• Requirement
Output the full listing word for word.
## Begin
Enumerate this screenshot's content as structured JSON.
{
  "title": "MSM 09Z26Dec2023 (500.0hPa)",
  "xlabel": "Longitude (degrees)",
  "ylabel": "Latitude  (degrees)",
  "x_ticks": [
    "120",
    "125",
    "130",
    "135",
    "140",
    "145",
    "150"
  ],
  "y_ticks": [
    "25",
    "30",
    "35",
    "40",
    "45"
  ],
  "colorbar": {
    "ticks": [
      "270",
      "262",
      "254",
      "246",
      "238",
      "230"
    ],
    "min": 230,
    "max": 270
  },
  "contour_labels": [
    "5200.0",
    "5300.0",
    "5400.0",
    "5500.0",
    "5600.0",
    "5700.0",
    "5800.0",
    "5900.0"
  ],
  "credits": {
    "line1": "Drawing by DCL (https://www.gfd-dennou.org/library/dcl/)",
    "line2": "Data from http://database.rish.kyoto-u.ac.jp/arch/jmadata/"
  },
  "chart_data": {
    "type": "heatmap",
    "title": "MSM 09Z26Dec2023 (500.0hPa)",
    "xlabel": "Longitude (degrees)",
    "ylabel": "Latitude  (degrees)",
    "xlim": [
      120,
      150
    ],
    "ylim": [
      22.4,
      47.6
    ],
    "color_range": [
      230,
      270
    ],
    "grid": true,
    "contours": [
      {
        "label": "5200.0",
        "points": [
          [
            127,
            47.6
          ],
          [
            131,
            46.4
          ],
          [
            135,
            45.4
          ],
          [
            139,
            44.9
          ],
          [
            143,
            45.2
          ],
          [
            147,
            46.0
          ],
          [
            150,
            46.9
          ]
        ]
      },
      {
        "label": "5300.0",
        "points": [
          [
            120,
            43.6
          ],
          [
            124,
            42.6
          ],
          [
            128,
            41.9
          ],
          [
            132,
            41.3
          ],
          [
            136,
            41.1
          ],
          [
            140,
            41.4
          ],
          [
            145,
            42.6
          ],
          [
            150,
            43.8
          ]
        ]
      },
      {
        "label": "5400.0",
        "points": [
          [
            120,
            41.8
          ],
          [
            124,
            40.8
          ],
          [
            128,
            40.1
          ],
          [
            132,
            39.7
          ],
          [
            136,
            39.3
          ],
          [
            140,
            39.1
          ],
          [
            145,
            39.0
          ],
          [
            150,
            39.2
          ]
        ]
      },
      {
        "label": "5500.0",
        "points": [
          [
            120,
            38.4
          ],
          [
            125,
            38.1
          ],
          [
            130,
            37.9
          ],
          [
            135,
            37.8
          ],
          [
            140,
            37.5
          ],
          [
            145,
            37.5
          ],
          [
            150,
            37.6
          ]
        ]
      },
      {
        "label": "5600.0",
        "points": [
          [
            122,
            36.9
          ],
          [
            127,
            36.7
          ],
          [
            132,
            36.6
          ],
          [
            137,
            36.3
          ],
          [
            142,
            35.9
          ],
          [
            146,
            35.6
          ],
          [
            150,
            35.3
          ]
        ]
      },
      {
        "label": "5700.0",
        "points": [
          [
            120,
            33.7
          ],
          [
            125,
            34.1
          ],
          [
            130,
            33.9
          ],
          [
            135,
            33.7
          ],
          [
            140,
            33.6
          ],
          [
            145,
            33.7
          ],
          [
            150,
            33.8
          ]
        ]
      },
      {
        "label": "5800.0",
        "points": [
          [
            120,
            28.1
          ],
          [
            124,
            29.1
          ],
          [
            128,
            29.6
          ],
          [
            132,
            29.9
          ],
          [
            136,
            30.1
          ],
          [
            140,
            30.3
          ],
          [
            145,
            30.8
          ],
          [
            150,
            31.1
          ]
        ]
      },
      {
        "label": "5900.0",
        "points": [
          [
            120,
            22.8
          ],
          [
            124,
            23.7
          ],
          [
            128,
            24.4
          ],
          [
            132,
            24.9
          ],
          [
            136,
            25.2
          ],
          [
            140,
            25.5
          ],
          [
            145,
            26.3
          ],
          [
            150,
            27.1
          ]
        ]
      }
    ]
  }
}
## End
• Final answer
Enumerate this screenshot's content as structured JSON.
{
  "title": "MSM 09Z26Dec2023 (500.0hPa)",
  "xlabel": "Longitude (degrees)",
  "ylabel": "Latitude  (degrees)",
  "x_ticks": [
    "120",
    "125",
    "130",
    "135",
    "140",
    "145",
    "150"
  ],
  "y_ticks": [
    "25",
    "30",
    "35",
    "40",
    "45"
  ],
  "colorbar": {
    "ticks": [
      "270",
      "262",
      "254",
      "246",
      "238",
      "230"
    ],
    "min": 230,
    "max": 270
  },
  "contour_labels": [
    "5200.0",
    "5300.0",
    "5400.0",
    "5500.0",
    "5600.0",
    "5700.0",
    "5800.0",
    "5900.0"
  ],
  "credits": {
    "line1": "Drawing by DCL (https://www.gfd-dennou.org/library/dcl/)",
    "line2": "Data from http://database.rish.kyoto-u.ac.jp/arch/jmadata/"
  },
  "chart_data": {
    "type": "heatmap",
    "title": "MSM 09Z26Dec2023 (500.0hPa)",
    "xlabel": "Longitude (degrees)",
    "ylabel": "Latitude  (degrees)",
    "xlim": [
      120,
      150
    ],
    "ylim": [
      22.4,
      47.6
    ],
    "color_range": [
      230,
      270
    ],
    "grid": true,
    "contours": [
      {
        "label": "5200.0",
        "points": [
          [
            127,
            47.6
          ],
          [
            131,
            46.4
          ],
          [
            135,
            45.4
          ],
          [
            139,
            44.9
          ],
          [
            143,
            45.2
          ],
          [
            147,
            46.0
          ],
          [
            150,
            46.9
          ]
        ]
      },
      {
        "label": "5300.0",
        "points": [
          [
            120,
            43.6
          ],
          [
            124,
            42.6
          ],
          [
            128,
            41.9
          ],
          [
            132,
            41.3
          ],
          [
            136,
            41.1
          ],
          [
            140,
            41.4
          ],
          [
            145,
            42.6
          ],
          [
            150,
            43.8
          ]
        ]
      },
      {
        "label": "5400.0",
        "points": [
          [
            120,
            41.8
          ],
          [
            124,
            40.8
          ],
          [
            128,
            40.1
          ],
          [
            132,
            39.7
          ],
          [
            136,
            39.3
          ],
          [
            140,
            39.1
          ],
          [
            145,
            39.0
          ],
          [
            150,
            39.2
          ]
        ]
      },
      {
        "label": "5500.0",
        "points": [
          [
            120,
            38.4
          ],
          [
            125,
            38.1
          ],
          [
            130,
            37.9
          ],
          [
            135,
            37.8
          ],
          [
            140,
            37.5
          ],
          [
            145,
            37.5
          ],
          [
            150,
            37.6
          ]
        ]
      },
      {
        "label": "5600.0",
        "points": [
          [
            122,
            36.9
          ],
          [
            127,
            36.7
          ],
          [
            132,
            36.6
          ],
          [
            137,
            36.3
          ],
          [
            142,
            35.9
          ],
          [
            146,
            35.6
          ],
          [
            150,
            35.3
          ]
        ]
      },
      {
        "label": "5700.0",
        "points": [
          [
            120,
            33.7
          ],
          [
            125,
            34.1
          ],
          [
            130,
            33.9
          ],
          [
            135,
            33.7
          ],
          [
            140,
            33.6
          ],
          [
            145,
            33.7
          ],
          [
            150,
            33.8
          ]
        ]
      },
      {
        "label": "5800.0",
        "points": [
          [
            120,
            28.1
          ],
          [
            124,
            29.1
          ],
          [
            128,
            29.6
          ],
          [
            132,
            29.9
          ],
          [
            136,
            30.1
          ],
          [
            140,
            30.3
          ],
          [
            145,
            30.8
          ],
          [
            150,
            31.1
          ]
        ]
      },
      {
        "label": "5900.0",
        "points": [
          [
            120,
            22.8
          ],
          [
            124,
            23.7
          ],
          [
            128,
            24.4
          ],
          [
            132,
            24.9
          ],
          [
            136,
            25.2
          ],
          [
            140,
            25.5
          ],
          [
            145,
            26.3
          ],
          [
            150,
            27.1
          ]
        ]
      }
    ]
  }
}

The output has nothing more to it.